• CHALLENGE: Look for "schools" in the listing below. Gather each line that contains it.
═══ SUPPLIED RECORDS ═══
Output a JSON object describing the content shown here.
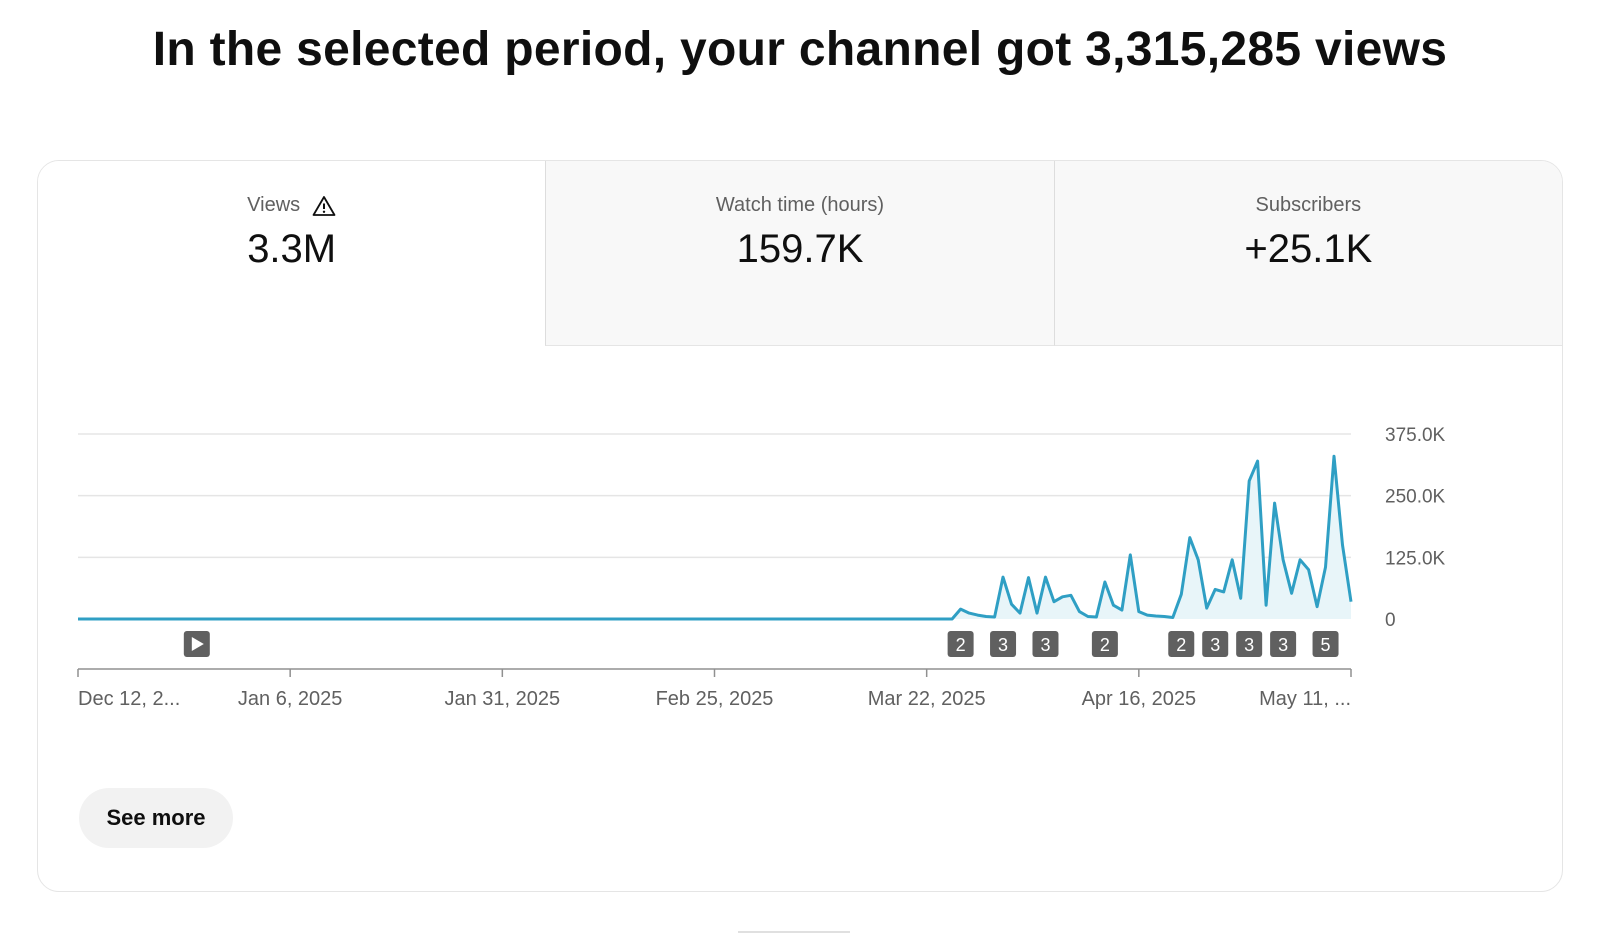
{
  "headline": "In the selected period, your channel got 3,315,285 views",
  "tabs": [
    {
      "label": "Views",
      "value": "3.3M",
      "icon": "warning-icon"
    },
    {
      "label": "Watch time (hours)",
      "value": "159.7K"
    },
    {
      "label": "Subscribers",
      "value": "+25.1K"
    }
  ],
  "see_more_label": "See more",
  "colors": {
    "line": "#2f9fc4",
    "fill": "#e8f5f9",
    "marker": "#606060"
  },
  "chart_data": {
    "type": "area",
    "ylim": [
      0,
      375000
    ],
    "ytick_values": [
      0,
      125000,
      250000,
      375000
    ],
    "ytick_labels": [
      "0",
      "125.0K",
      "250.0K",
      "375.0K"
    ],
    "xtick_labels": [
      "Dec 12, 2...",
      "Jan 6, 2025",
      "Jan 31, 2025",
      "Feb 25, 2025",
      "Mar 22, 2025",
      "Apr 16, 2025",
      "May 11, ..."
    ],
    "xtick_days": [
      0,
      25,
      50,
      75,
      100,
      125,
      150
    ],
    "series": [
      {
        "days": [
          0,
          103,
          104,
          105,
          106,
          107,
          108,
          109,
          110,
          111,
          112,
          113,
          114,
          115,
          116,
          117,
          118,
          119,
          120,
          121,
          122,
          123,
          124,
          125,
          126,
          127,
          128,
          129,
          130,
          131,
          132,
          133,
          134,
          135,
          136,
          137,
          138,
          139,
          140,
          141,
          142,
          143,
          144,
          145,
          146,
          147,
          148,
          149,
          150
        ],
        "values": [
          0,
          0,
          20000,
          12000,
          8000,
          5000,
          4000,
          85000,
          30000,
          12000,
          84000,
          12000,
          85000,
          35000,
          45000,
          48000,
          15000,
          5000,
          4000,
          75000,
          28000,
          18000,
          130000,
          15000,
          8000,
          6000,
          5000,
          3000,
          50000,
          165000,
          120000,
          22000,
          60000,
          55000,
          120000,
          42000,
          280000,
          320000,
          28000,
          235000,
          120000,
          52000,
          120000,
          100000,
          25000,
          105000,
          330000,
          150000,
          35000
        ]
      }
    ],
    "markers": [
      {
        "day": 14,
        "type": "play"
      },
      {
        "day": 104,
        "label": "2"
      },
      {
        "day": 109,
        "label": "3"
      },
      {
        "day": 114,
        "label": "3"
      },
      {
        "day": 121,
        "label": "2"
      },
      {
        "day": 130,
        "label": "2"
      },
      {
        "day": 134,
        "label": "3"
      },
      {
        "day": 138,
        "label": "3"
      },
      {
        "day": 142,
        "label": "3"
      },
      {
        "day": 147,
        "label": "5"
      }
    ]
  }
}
═══
═══ SUPPLIED RECORDS ═══
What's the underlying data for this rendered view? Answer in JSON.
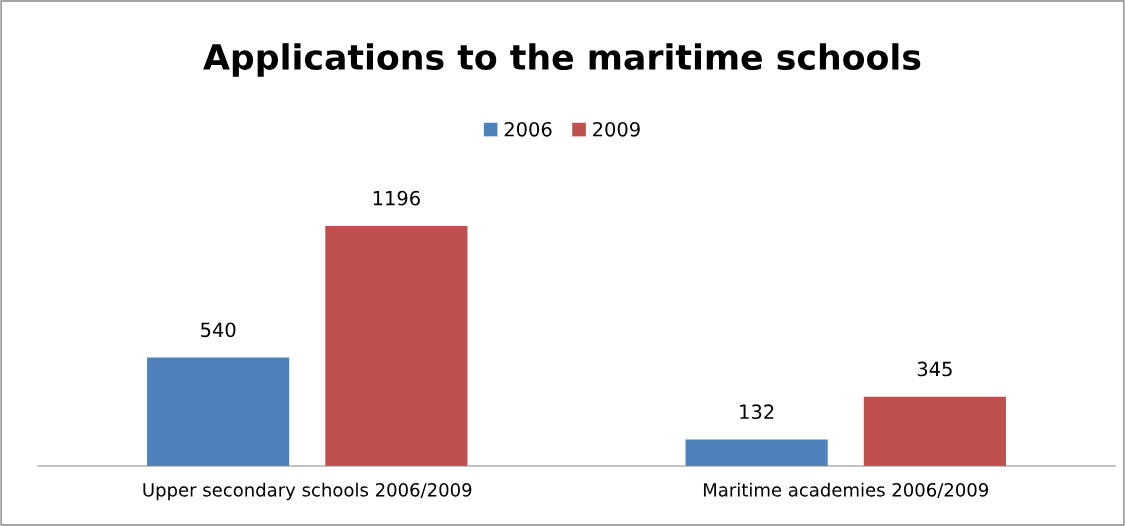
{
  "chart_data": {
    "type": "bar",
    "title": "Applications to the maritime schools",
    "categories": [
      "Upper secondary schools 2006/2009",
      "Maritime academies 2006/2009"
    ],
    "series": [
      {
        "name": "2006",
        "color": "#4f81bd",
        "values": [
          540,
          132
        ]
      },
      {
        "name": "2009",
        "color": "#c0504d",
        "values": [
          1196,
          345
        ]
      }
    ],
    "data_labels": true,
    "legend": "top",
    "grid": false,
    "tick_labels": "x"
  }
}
═══
═══ SUPPLIED RECORDS ═══
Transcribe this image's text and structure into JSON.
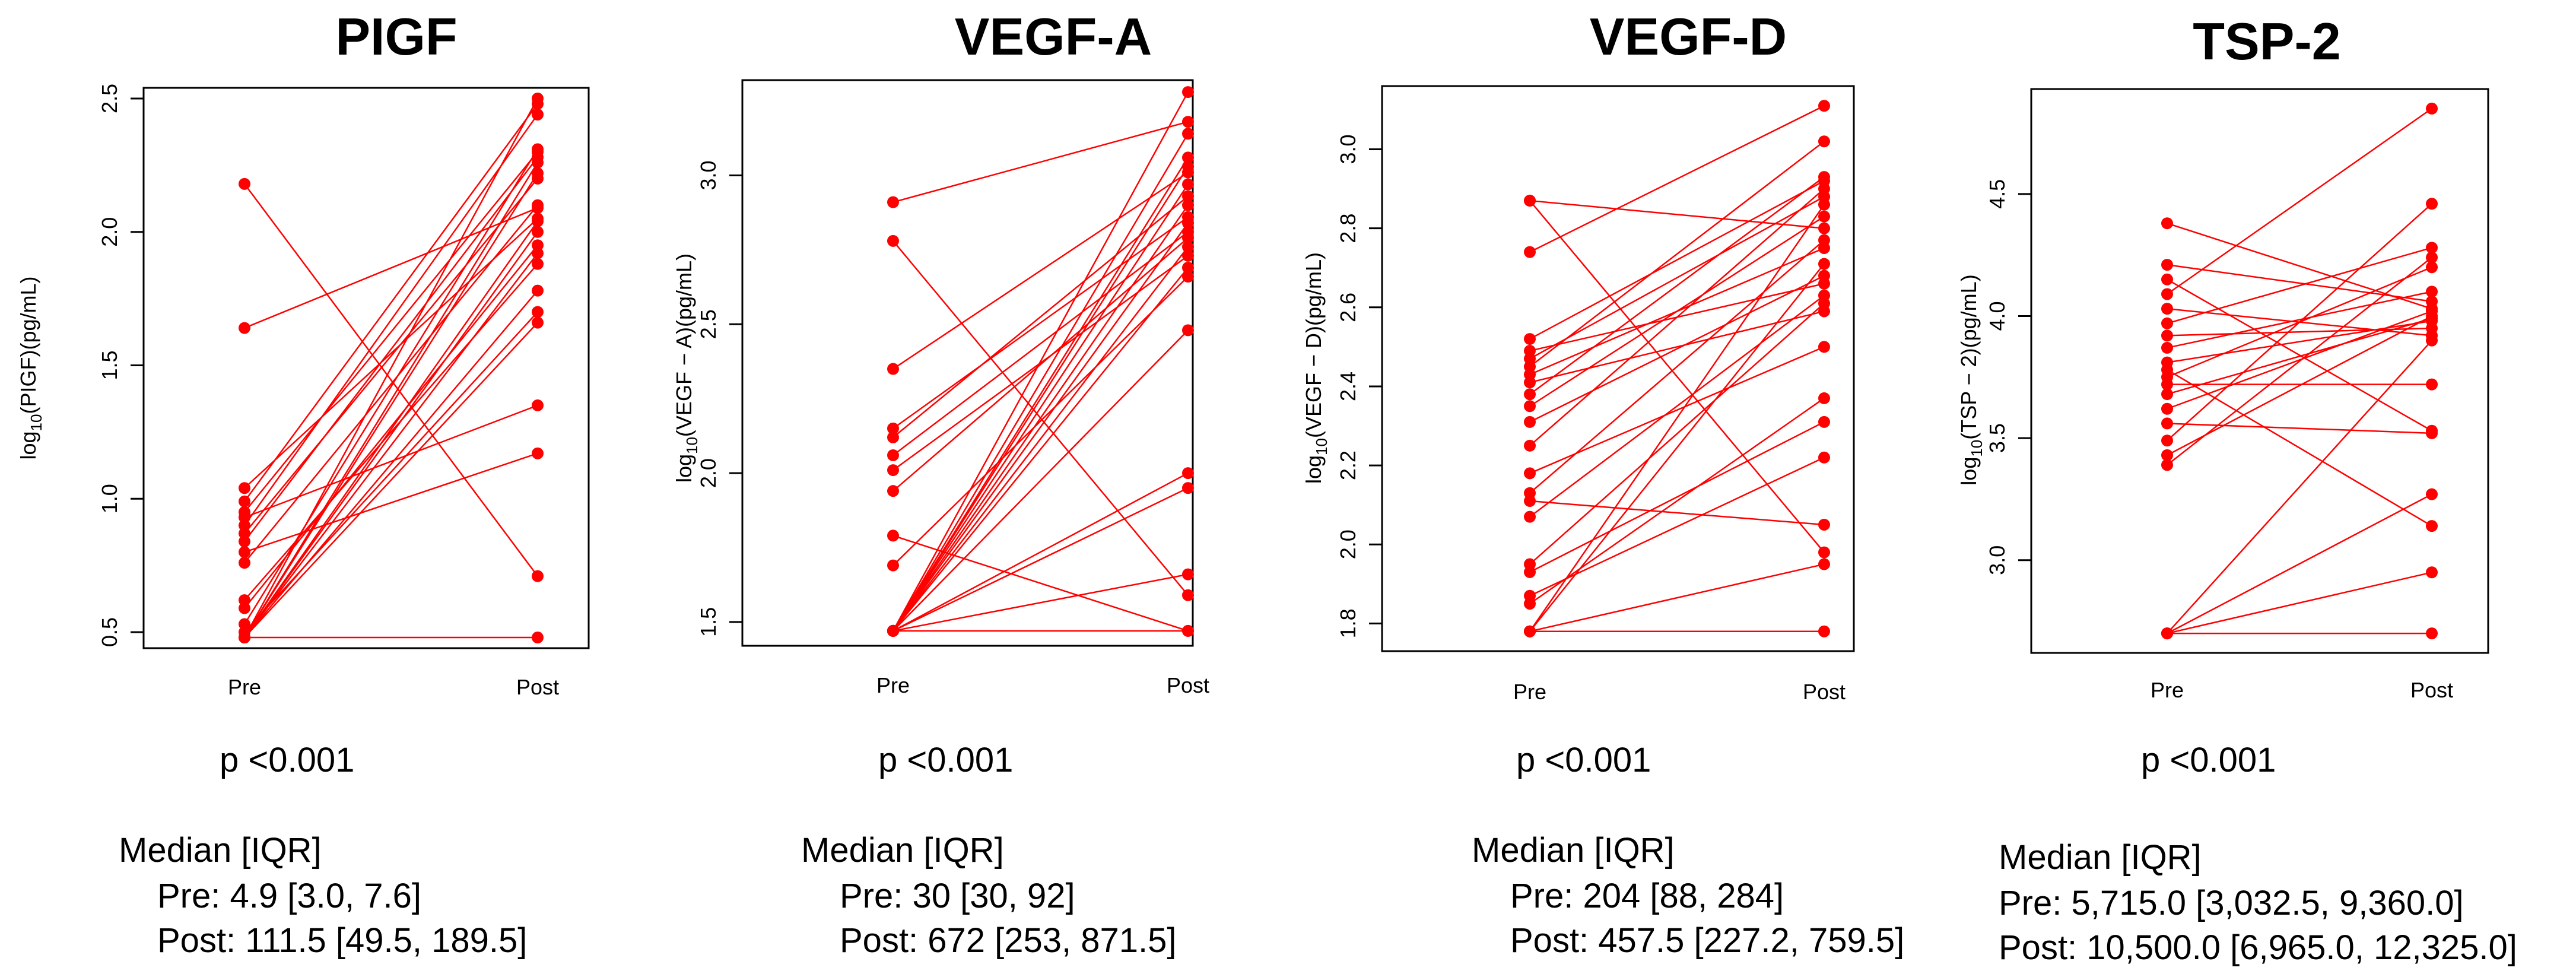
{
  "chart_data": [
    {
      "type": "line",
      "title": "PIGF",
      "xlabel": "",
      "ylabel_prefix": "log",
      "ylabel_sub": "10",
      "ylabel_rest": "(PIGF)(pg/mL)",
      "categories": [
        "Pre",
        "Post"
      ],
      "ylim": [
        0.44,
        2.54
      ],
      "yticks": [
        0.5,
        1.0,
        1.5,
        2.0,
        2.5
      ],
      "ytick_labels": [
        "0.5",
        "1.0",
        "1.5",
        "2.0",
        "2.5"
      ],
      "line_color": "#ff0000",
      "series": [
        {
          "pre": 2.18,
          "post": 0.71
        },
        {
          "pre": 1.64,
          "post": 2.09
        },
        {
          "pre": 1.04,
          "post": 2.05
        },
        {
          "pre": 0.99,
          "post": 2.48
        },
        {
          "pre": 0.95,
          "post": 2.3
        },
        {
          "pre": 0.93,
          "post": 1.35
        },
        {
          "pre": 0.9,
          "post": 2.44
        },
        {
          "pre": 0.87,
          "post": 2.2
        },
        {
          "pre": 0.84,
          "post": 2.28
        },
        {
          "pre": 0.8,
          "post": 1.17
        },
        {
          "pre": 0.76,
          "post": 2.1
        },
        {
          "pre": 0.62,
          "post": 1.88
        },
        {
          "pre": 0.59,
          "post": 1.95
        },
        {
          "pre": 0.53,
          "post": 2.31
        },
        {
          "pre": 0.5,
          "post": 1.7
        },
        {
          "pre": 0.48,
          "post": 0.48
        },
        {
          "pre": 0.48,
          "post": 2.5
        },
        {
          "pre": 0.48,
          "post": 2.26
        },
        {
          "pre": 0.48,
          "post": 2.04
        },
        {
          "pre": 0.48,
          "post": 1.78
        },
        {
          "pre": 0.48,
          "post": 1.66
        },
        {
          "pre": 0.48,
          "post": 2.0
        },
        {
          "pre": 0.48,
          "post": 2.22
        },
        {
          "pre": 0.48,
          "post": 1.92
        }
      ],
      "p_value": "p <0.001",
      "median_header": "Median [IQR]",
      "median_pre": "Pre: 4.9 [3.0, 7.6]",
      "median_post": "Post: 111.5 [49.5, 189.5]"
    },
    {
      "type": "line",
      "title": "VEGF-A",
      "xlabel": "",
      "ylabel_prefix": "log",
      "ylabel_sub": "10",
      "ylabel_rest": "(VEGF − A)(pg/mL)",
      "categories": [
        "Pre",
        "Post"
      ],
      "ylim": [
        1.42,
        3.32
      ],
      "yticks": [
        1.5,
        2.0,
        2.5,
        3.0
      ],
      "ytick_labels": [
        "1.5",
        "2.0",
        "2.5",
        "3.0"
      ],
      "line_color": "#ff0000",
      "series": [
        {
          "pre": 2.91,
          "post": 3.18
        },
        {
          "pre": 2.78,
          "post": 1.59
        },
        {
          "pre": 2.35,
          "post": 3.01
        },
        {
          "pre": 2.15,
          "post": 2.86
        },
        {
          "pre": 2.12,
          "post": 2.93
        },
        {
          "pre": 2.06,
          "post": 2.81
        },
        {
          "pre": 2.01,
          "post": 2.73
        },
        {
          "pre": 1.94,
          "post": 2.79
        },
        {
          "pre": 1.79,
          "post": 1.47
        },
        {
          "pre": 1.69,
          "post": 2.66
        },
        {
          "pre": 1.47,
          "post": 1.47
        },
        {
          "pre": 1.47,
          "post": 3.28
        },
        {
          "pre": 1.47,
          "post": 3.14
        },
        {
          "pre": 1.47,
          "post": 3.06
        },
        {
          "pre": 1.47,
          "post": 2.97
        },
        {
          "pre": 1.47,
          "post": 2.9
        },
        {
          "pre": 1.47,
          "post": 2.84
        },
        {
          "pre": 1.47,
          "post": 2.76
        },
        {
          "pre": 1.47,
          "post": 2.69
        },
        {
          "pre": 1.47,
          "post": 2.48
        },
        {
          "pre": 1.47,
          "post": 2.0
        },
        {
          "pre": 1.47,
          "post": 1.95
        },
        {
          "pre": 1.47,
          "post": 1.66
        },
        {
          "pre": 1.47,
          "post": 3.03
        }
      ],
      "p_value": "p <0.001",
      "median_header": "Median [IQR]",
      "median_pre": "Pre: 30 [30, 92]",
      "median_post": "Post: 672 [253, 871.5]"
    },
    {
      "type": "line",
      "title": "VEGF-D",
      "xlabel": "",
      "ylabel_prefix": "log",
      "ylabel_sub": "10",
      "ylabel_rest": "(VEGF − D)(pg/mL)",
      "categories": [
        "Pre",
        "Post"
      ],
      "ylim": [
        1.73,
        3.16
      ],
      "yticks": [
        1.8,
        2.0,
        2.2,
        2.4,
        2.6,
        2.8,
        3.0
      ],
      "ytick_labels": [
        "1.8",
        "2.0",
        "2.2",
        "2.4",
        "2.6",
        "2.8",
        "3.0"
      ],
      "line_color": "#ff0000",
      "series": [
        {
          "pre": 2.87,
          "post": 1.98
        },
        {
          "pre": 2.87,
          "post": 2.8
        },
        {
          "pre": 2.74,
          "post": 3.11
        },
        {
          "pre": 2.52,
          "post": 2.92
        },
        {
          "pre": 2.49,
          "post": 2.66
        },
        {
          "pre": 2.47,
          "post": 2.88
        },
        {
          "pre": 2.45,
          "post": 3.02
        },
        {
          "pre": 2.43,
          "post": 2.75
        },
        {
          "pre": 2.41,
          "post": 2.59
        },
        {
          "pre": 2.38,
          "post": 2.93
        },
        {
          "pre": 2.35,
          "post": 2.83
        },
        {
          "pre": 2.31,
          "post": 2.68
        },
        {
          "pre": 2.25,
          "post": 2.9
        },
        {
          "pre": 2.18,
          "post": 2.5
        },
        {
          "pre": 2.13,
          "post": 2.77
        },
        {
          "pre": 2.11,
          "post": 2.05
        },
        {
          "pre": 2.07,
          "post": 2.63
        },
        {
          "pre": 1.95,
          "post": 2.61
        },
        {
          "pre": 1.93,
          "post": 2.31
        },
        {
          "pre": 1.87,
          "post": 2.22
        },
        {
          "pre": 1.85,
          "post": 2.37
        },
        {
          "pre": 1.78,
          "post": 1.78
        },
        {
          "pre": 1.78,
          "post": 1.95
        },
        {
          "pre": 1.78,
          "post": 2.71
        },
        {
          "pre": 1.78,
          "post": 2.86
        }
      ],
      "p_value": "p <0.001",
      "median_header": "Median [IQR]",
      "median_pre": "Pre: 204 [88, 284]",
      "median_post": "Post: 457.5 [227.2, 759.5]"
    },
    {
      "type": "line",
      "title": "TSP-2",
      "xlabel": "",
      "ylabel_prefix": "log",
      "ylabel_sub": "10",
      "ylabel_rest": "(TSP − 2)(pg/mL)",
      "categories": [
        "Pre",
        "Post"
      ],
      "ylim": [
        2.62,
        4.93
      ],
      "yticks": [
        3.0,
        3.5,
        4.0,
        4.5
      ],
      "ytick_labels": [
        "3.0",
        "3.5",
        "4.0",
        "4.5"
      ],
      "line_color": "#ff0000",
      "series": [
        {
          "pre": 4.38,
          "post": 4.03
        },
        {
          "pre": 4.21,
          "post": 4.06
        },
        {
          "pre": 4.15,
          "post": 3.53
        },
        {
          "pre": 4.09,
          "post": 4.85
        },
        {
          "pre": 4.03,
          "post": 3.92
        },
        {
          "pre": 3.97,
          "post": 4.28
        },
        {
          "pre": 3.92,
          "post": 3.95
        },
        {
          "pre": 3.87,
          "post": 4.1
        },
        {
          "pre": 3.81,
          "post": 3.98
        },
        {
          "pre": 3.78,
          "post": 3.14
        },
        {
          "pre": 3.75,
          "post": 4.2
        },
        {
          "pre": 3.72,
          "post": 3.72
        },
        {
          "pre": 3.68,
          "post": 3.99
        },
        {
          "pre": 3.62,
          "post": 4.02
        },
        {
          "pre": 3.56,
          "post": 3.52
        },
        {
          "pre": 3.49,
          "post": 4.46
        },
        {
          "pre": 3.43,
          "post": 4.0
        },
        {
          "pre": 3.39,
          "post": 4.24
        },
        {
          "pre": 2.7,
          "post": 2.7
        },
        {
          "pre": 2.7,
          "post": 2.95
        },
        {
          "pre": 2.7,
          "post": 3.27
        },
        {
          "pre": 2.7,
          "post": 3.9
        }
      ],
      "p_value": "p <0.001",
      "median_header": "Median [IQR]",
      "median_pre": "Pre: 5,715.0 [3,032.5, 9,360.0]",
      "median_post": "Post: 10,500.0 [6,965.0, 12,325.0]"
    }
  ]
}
═══
• SOLUTION FOR THIS TASK:
    "title": "Applications to the maritime schools",
      "Upper secondary schools 2006/2009",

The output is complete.